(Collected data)
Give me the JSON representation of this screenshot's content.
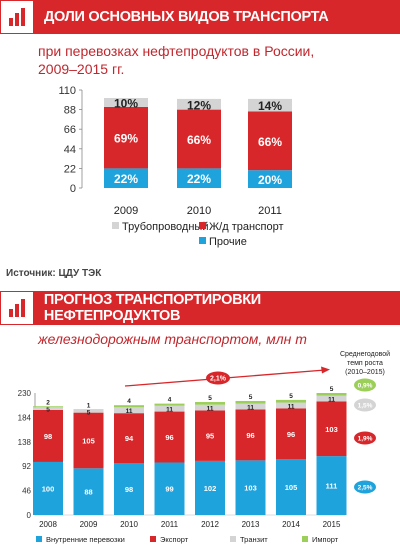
{
  "section1": {
    "title": "ДОЛИ ОСНОВНЫХ ВИДОВ ТРАНСПОРТА",
    "subtitle_line1": "при перевозках нефтепродуктов в России,",
    "subtitle_line2": "2009–2015 гг."
  },
  "source": "Источник: ЦДУ ТЭК",
  "section2": {
    "title": "ПРОГНОЗ ТРАНСПОРТИРОВКИ НЕФТЕПРОДУКТОВ",
    "subtitle": "железнодорожным транспортом, млн т"
  },
  "colors": {
    "red": "#d8272a",
    "blue": "#1fa3dc",
    "gray": "#d4d4d4",
    "green": "#9ccf5a",
    "dark_red": "#8b1a1c"
  },
  "chart_data": [
    {
      "type": "bar",
      "stacked": true,
      "categories": [
        "2009",
        "2010",
        "2011"
      ],
      "series": [
        {
          "name": "Прочие",
          "values": [
            22,
            22,
            20
          ],
          "labels": [
            "22%",
            "22%",
            "20%"
          ],
          "color": "#1fa3dc"
        },
        {
          "name": "Ж/д транспорт",
          "values": [
            69,
            66,
            66
          ],
          "labels": [
            "69%",
            "66%",
            "66%"
          ],
          "color": "#d8272a"
        },
        {
          "name": "Трубопроводный",
          "values": [
            10,
            12,
            14
          ],
          "labels": [
            "10%",
            "12%",
            "14%"
          ],
          "color": "#d4d4d4"
        }
      ],
      "yticks": [
        "0",
        "22",
        "44",
        "66",
        "88",
        "110"
      ],
      "ylim": [
        0,
        110
      ],
      "legend_order": [
        "Трубопроводный",
        "Ж/д транспорт",
        "Прочие"
      ]
    },
    {
      "type": "bar",
      "stacked": true,
      "categories": [
        "2008",
        "2009",
        "2010",
        "2011",
        "2012",
        "2013",
        "2014",
        "2015"
      ],
      "series": [
        {
          "name": "Внутренние перевозки",
          "values": [
            100,
            88,
            98,
            99,
            102,
            103,
            105,
            111
          ],
          "color": "#1fa3dc"
        },
        {
          "name": "Экспорт",
          "values": [
            98,
            105,
            94,
            96,
            95,
            96,
            96,
            103
          ],
          "color": "#d8272a"
        },
        {
          "name": "Транзит",
          "values": [
            5,
            5,
            11,
            11,
            11,
            11,
            11,
            11
          ],
          "color": "#d4d4d4"
        },
        {
          "name": "Импорт",
          "values": [
            2,
            1,
            4,
            4,
            5,
            5,
            5,
            5
          ],
          "color": "#9ccf5a"
        }
      ],
      "yticks": [
        "0",
        "46",
        "92",
        "138",
        "184",
        "230"
      ],
      "ylim": [
        0,
        230
      ],
      "growth_arrow_label": "2,1%",
      "growth_title_lines": [
        "Среднегодовой",
        "темп роста",
        "(2010–2015)"
      ],
      "growth_rates": [
        {
          "label": "0,9%",
          "color": "#9ccf5a"
        },
        {
          "label": "1,5%",
          "color": "#d4d4d4"
        },
        {
          "label": "1,9%",
          "color": "#d8272a"
        },
        {
          "label": "2,5%",
          "color": "#1fa3dc"
        }
      ]
    }
  ]
}
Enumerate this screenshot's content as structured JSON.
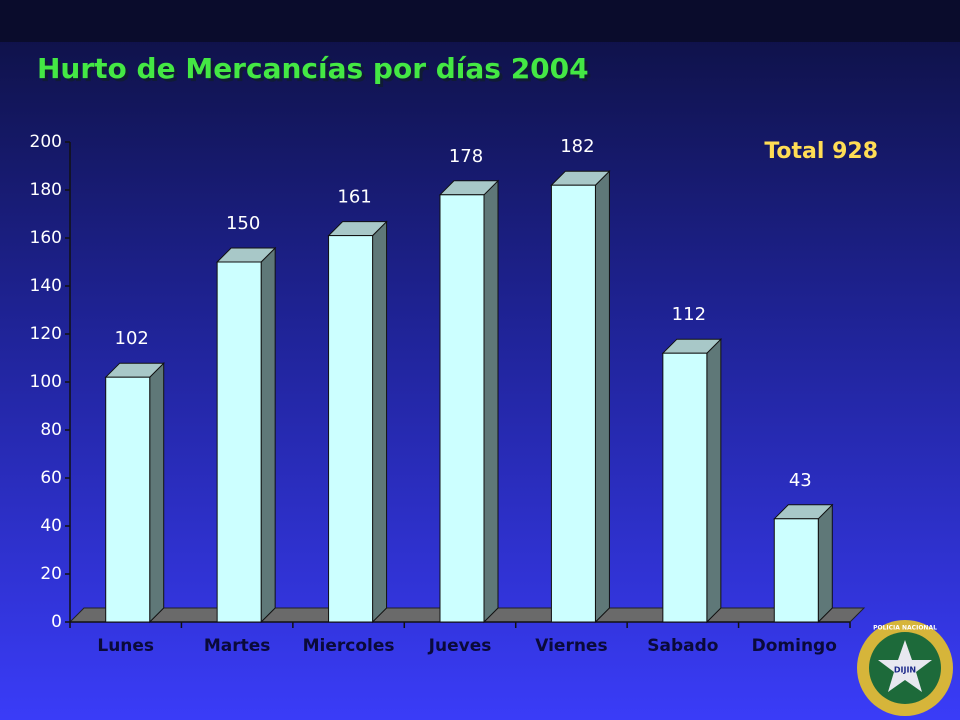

**What the exercise asks**.
Work through the data and report how many of its lines hold the word "this", giving only the figure.

**The solution**.
2